▶ **Given task**: Locate each line below that includes "Commune" and reproduce it.
--- Data rows ---
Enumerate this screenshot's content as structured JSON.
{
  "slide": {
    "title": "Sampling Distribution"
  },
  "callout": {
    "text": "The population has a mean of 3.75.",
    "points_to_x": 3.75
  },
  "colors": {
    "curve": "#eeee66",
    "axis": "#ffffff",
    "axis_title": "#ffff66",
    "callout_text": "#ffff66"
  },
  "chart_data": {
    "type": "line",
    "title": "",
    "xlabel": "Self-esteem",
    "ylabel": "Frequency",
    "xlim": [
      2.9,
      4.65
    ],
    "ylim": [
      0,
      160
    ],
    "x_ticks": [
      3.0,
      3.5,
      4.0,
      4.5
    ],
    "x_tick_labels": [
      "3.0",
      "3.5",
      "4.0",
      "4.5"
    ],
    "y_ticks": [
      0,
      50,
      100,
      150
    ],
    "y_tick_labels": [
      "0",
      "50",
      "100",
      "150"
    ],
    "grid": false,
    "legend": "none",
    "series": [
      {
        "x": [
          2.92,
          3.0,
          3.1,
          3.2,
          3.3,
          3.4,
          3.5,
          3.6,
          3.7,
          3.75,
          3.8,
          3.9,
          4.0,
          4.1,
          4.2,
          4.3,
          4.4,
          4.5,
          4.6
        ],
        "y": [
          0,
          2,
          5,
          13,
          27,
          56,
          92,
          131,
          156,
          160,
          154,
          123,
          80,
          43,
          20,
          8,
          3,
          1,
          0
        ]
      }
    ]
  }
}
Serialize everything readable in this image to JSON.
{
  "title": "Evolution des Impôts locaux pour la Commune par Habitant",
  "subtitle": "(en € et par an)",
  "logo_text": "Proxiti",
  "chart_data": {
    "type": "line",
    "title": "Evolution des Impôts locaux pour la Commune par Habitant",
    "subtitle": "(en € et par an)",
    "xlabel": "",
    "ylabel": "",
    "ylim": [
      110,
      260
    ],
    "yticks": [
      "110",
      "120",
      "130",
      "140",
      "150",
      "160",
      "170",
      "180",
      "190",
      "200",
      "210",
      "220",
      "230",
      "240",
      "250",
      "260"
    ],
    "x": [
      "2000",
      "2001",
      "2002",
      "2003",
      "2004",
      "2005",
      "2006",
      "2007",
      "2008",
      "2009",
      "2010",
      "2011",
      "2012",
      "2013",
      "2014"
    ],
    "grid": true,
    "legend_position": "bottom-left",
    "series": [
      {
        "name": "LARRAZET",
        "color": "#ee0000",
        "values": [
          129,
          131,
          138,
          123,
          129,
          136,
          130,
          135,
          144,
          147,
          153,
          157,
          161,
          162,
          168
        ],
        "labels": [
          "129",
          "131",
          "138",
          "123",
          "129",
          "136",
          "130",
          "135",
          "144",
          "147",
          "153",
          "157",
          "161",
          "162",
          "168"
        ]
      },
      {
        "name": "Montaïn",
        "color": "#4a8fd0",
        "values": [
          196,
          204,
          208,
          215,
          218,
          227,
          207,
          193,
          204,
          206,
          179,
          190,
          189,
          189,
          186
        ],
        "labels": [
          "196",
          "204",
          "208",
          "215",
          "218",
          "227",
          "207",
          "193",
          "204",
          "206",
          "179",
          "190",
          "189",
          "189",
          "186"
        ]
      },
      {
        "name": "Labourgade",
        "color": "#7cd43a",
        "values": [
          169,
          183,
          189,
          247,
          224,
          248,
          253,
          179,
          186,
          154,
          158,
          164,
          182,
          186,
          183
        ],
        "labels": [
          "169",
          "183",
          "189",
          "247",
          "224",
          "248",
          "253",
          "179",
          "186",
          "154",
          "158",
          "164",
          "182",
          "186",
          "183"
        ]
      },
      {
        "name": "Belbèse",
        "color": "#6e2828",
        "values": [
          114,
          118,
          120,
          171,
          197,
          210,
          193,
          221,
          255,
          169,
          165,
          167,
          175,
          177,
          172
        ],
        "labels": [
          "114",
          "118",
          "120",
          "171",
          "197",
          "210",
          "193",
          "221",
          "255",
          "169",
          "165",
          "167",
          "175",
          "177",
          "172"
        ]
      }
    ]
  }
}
---
▶ **Task solution**:
  "title": "Evolution des Impôts locaux pour la Commune par Habitant",
    "title": "Evolution des Impôts locaux pour la Commune par Habitant",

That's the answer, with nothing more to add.